Begin RECORDS FOR THIS TASK

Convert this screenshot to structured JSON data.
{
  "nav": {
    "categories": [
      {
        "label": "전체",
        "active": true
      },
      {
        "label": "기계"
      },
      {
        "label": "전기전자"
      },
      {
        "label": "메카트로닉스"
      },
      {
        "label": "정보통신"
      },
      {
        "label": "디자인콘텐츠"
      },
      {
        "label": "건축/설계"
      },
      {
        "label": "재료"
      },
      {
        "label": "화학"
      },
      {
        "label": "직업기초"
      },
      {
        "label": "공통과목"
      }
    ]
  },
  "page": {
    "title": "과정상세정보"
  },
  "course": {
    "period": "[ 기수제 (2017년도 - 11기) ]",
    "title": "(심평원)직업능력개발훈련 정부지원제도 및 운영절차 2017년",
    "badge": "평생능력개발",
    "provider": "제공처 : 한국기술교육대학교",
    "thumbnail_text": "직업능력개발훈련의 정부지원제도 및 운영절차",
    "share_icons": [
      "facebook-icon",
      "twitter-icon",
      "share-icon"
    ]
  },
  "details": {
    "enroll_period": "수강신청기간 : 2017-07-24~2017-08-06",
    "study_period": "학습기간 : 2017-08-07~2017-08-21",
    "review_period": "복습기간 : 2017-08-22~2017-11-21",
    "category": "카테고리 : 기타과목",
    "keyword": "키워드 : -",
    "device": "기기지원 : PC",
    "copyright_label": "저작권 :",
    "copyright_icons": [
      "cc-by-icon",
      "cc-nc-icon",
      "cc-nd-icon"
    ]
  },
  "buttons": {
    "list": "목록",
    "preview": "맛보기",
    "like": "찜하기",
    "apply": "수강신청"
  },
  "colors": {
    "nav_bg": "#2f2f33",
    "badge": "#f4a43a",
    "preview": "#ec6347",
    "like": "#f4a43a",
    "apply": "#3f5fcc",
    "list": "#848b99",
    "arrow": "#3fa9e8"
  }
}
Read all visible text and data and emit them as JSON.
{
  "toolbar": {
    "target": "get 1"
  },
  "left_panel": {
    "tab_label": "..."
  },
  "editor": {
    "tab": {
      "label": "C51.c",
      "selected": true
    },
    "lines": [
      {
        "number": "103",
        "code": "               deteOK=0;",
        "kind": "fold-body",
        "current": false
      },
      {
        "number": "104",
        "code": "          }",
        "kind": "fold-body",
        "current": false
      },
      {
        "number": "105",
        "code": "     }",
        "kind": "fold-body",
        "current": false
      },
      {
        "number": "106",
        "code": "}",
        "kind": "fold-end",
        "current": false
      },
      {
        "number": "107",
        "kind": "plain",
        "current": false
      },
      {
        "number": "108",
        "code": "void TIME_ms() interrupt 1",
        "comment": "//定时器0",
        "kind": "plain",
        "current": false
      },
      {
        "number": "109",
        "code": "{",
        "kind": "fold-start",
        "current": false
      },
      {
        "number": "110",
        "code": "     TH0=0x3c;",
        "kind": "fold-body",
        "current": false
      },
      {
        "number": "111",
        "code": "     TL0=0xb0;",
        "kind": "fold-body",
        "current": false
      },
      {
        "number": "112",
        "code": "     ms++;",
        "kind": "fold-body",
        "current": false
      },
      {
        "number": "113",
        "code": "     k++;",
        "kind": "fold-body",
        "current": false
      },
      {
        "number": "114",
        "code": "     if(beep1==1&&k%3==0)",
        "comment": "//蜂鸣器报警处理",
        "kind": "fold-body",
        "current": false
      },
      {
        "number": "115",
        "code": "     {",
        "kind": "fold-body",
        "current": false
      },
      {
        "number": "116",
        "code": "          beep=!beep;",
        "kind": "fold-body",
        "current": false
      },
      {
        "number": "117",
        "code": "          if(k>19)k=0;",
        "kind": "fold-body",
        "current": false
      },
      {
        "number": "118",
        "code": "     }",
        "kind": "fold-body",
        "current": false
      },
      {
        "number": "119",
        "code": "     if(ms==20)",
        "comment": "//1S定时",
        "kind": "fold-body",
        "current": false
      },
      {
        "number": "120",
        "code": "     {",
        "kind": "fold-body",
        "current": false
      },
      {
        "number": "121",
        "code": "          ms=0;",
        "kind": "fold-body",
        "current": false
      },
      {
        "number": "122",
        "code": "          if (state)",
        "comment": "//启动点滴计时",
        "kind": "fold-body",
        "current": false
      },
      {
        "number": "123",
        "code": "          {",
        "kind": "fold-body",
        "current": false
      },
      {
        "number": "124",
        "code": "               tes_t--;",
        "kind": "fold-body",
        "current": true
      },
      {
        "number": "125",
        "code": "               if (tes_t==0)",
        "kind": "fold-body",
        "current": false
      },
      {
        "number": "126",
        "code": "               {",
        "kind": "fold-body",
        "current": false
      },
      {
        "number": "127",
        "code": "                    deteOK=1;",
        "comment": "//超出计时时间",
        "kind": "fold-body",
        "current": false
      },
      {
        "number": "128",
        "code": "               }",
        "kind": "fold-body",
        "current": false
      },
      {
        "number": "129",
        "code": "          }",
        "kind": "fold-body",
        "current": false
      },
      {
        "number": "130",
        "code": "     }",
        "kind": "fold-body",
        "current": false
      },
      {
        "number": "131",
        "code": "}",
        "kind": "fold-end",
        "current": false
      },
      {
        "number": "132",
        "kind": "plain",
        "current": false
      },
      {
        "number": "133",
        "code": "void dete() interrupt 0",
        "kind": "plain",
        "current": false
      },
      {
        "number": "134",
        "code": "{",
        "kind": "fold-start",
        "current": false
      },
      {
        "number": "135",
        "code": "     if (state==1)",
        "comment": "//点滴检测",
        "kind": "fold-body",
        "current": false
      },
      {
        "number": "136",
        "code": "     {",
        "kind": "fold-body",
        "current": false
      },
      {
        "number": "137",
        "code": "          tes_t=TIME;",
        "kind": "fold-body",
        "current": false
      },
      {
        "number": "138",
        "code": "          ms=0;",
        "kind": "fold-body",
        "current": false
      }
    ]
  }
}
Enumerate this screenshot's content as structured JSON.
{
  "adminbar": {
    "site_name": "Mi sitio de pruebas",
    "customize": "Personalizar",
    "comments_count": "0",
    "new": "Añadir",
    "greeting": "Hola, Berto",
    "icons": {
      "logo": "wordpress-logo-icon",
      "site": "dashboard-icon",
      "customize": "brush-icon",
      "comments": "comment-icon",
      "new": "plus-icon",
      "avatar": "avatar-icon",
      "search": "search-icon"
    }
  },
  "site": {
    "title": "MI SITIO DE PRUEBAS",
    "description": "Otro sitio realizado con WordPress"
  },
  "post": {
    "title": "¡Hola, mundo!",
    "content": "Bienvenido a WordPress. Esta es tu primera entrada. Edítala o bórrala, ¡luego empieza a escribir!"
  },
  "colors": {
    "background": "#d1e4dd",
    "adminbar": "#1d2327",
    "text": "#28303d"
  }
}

End RECORDS FOR THIS TASK

WRITTEN REQUEST | How many lines in the records hold the string "void"? Reply with the number alone.

RESULT BELOW | 2